* DO THIS
Please retype the records below exactly, leaving out any pictures.

------ EXERCISE INPUT ------

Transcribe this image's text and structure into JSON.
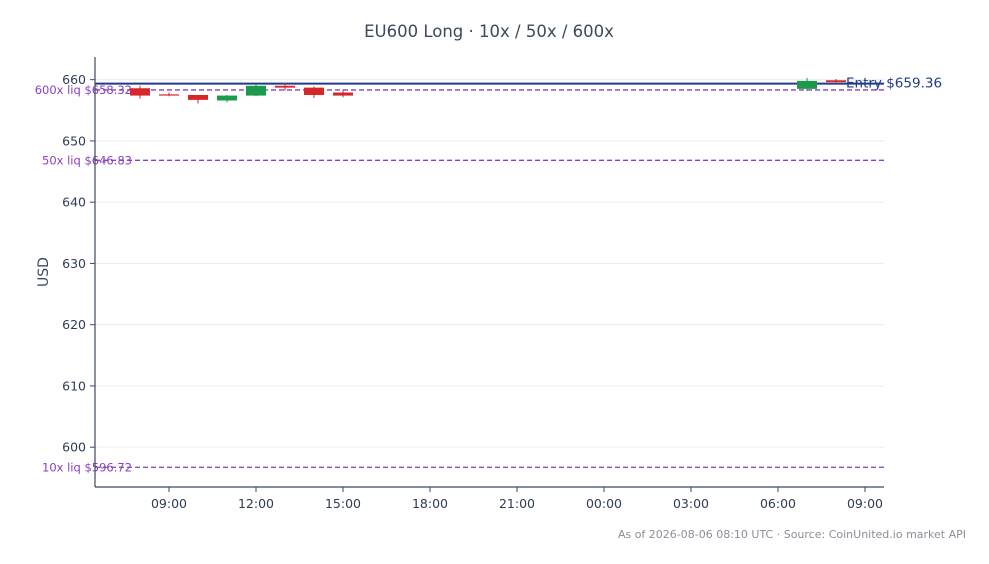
{
  "chart_data": {
    "type": "candlestick",
    "title": "EU600 Long · 10x / 50x / 600x",
    "ylabel": "USD",
    "ylim": [
      593.5,
      663.7
    ],
    "yticks": [
      600,
      610,
      620,
      630,
      640,
      650,
      660
    ],
    "xticks": [
      "09:00",
      "12:00",
      "15:00",
      "18:00",
      "21:00",
      "00:00",
      "03:00",
      "06:00",
      "09:00"
    ],
    "grid": "horizontal",
    "candles": [
      {
        "t": "08:00",
        "open": 658.6,
        "high": 659.0,
        "low": 656.9,
        "close": 657.4
      },
      {
        "t": "09:00",
        "open": 657.6,
        "high": 657.9,
        "low": 657.3,
        "close": 657.5
      },
      {
        "t": "10:00",
        "open": 657.5,
        "high": 657.5,
        "low": 656.1,
        "close": 656.7
      },
      {
        "t": "11:00",
        "open": 656.6,
        "high": 657.5,
        "low": 656.3,
        "close": 657.4
      },
      {
        "t": "12:00",
        "open": 657.4,
        "high": 659.3,
        "low": 657.3,
        "close": 659.0
      },
      {
        "t": "13:00",
        "open": 659.0,
        "high": 659.5,
        "low": 658.2,
        "close": 658.7
      },
      {
        "t": "14:00",
        "open": 658.7,
        "high": 658.9,
        "low": 657.0,
        "close": 657.5
      },
      {
        "t": "15:00",
        "open": 657.9,
        "high": 658.4,
        "low": 657.1,
        "close": 657.4
      },
      {
        "t": "07:00",
        "open": 658.5,
        "high": 660.3,
        "low": 658.1,
        "close": 659.8
      },
      {
        "t": "08:00",
        "open": 659.9,
        "high": 660.1,
        "low": 659.3,
        "close": 659.6
      }
    ],
    "entry": {
      "label": "Entry $659.36",
      "value": 659.36
    },
    "liquidation_levels": [
      {
        "label": "600x liq $658.32",
        "value": 658.32
      },
      {
        "label": "50x liq $646.83",
        "value": 646.83
      },
      {
        "label": "10x liq $596.72",
        "value": 596.72
      }
    ]
  },
  "footer": "As of 2026-08-06 08:10 UTC · Source: CoinUnited.io market API",
  "colors": {
    "up": "#1a9a4a",
    "down": "#d62628",
    "entry": "#203a8a",
    "liquidation": "#8a3fc8",
    "axis": "#3b4a5e",
    "grid": "#e9ecef"
  }
}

------

* FULL RESPONSE
Transcribe this image's text and structure into JSON.
{
  "chart_data": {
    "type": "candlestick",
    "title": "EU600 Long · 10x / 50x / 600x",
    "ylabel": "USD",
    "ylim": [
      593.5,
      663.7
    ],
    "yticks": [
      600,
      610,
      620,
      630,
      640,
      650,
      660
    ],
    "xticks": [
      "09:00",
      "12:00",
      "15:00",
      "18:00",
      "21:00",
      "00:00",
      "03:00",
      "06:00",
      "09:00"
    ],
    "grid": "horizontal",
    "candles": [
      {
        "t": "08:00",
        "open": 658.6,
        "high": 659.0,
        "low": 656.9,
        "close": 657.4
      },
      {
        "t": "09:00",
        "open": 657.6,
        "high": 657.9,
        "low": 657.3,
        "close": 657.5
      },
      {
        "t": "10:00",
        "open": 657.5,
        "high": 657.5,
        "low": 656.1,
        "close": 656.7
      },
      {
        "t": "11:00",
        "open": 656.6,
        "high": 657.5,
        "low": 656.3,
        "close": 657.4
      },
      {
        "t": "12:00",
        "open": 657.4,
        "high": 659.3,
        "low": 657.3,
        "close": 659.0
      },
      {
        "t": "13:00",
        "open": 659.0,
        "high": 659.5,
        "low": 658.2,
        "close": 658.7
      },
      {
        "t": "14:00",
        "open": 658.7,
        "high": 658.9,
        "low": 657.0,
        "close": 657.5
      },
      {
        "t": "15:00",
        "open": 657.9,
        "high": 658.4,
        "low": 657.1,
        "close": 657.4
      },
      {
        "t": "07:00",
        "open": 658.5,
        "high": 660.3,
        "low": 658.1,
        "close": 659.8
      },
      {
        "t": "08:00",
        "open": 659.9,
        "high": 660.1,
        "low": 659.3,
        "close": 659.6
      }
    ],
    "entry": {
      "label": "Entry $659.36",
      "value": 659.36
    },
    "liquidation_levels": [
      {
        "label": "600x liq $658.32",
        "value": 658.32
      },
      {
        "label": "50x liq $646.83",
        "value": 646.83
      },
      {
        "label": "10x liq $596.72",
        "value": 596.72
      }
    ]
  },
  "footer": "As of 2026-08-06 08:10 UTC · Source: CoinUnited.io market API",
  "colors": {
    "up": "#1a9a4a",
    "down": "#d62628",
    "entry": "#203a8a",
    "liquidation": "#8a3fc8",
    "axis": "#3b4a5e",
    "grid": "#e9ecef"
  }
}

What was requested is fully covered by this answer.